----- Provided entries -----

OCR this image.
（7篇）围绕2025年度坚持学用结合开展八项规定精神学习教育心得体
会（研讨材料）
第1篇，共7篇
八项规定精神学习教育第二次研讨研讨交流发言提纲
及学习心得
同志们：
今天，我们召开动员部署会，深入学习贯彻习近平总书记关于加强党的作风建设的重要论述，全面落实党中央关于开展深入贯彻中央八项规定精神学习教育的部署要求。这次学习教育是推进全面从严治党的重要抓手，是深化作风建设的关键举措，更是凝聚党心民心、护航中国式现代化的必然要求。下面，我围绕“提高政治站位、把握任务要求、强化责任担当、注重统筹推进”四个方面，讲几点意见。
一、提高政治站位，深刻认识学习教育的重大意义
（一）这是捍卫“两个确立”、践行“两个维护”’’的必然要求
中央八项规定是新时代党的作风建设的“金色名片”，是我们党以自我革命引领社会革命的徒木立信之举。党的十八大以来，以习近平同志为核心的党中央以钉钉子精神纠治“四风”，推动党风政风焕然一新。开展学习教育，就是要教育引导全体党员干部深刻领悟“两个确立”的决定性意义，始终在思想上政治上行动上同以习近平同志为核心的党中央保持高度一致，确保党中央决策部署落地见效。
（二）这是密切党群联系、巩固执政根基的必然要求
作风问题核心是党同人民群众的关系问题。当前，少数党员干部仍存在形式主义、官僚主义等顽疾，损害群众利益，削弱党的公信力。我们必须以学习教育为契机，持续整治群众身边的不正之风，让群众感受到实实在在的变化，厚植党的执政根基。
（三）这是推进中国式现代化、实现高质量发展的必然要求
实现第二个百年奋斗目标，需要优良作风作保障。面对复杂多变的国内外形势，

-----

§ **Task prompt**
How many lines in the listing contain "两个确立"? Answer with the number alone.

§ **Problem solution**
2